▶ SET EXERCISE
Reproduce the data below line for line, with no changes.

BEGIN WORKING DATA

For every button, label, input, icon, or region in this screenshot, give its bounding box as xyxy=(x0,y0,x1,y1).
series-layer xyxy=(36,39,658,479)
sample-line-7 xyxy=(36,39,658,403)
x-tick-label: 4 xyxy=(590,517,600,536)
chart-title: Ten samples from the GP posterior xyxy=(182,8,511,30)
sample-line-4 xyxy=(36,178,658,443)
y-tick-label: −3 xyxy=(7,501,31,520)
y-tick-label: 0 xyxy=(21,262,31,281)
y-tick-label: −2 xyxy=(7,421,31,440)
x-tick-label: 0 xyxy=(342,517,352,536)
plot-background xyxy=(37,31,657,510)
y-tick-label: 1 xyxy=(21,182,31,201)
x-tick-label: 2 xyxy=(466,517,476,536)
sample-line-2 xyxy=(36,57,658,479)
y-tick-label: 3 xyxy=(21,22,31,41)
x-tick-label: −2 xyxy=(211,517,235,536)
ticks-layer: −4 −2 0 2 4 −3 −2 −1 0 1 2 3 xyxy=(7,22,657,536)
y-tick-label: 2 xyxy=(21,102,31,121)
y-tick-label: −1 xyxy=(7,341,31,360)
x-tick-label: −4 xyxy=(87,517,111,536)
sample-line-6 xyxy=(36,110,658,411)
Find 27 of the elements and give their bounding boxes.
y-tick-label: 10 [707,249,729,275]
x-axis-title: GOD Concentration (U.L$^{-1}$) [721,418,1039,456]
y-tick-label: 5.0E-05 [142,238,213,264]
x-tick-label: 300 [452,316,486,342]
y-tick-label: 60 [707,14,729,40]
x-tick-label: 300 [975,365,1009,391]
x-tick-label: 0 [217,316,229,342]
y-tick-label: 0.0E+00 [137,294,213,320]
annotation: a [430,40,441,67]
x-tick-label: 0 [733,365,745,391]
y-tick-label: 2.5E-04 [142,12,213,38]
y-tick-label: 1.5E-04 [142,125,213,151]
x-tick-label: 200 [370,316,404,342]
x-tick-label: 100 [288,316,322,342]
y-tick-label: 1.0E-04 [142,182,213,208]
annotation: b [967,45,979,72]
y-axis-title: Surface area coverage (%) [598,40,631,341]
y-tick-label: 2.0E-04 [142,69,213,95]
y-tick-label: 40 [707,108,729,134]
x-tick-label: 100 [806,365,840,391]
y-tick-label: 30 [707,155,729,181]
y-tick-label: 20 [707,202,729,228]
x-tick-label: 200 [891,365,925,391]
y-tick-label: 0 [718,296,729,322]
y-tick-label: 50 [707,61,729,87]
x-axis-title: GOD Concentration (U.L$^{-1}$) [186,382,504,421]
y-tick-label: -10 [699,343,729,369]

END WORKING DATA

▶ COMPLETED EXERCISE
For every button, label, input, icon, or region in this screenshot, give its bounding box as xyxy=(x0,y0,x1,y1).
series-layer xyxy=(36,39,658,479)
sample-line-7 xyxy=(36,39,658,403)
x-tick-label: 4 xyxy=(590,517,600,536)
chart-title: Ten samples from the GP posterior xyxy=(182,8,511,30)
sample-line-4 xyxy=(36,178,658,443)
y-tick-label: −3 xyxy=(7,501,31,520)
y-tick-label: 0 xyxy=(21,262,31,281)
y-tick-label: −2 xyxy=(7,421,31,440)
x-tick-label: 0 xyxy=(342,517,352,536)
plot-background xyxy=(37,31,657,510)
y-tick-label: 1 xyxy=(21,182,31,201)
x-tick-label: 2 xyxy=(466,517,476,536)
sample-line-2 xyxy=(36,57,658,479)
y-tick-label: 3 xyxy=(21,22,31,41)
x-tick-label: −2 xyxy=(211,517,235,536)
ticks-layer: −4 −2 0 2 4 −3 −2 −1 0 1 2 3 xyxy=(7,22,657,536)
y-tick-label: 2 xyxy=(21,102,31,121)
y-tick-label: −1 xyxy=(7,341,31,360)
x-tick-label: −4 xyxy=(87,517,111,536)
sample-line-6 xyxy=(36,110,658,411)
Find 27 of the elements and give their bounding boxes.
y-tick-label: 10 [707,249,729,275]
x-axis-title: GOD Concentration (U.L$^{-1}$) [721,418,1039,456]
y-tick-label: 5.0E-05 [142,238,213,264]
x-tick-label: 300 [452,316,486,342]
y-tick-label: 60 [707,14,729,40]
x-tick-label: 300 [975,365,1009,391]
x-tick-label: 0 [217,316,229,342]
y-tick-label: 0.0E+00 [137,294,213,320]
annotation: a [430,40,441,67]
x-tick-label: 0 [733,365,745,391]
y-tick-label: 2.5E-04 [142,12,213,38]
y-tick-label: 1.5E-04 [142,125,213,151]
x-tick-label: 200 [370,316,404,342]
x-tick-label: 100 [288,316,322,342]
y-tick-label: 1.0E-04 [142,182,213,208]
annotation: b [967,45,979,72]
y-axis-title: Surface area coverage (%) [598,40,631,341]
y-tick-label: 2.0E-04 [142,69,213,95]
y-tick-label: 40 [707,108,729,134]
x-tick-label: 100 [806,365,840,391]
y-tick-label: 30 [707,155,729,181]
y-tick-label: 20 [707,202,729,228]
x-tick-label: 200 [891,365,925,391]
y-tick-label: 0 [718,296,729,322]
y-tick-label: 50 [707,61,729,87]
x-axis-title: GOD Concentration (U.L$^{-1}$) [186,382,504,421]
y-tick-label: -10 [699,343,729,369]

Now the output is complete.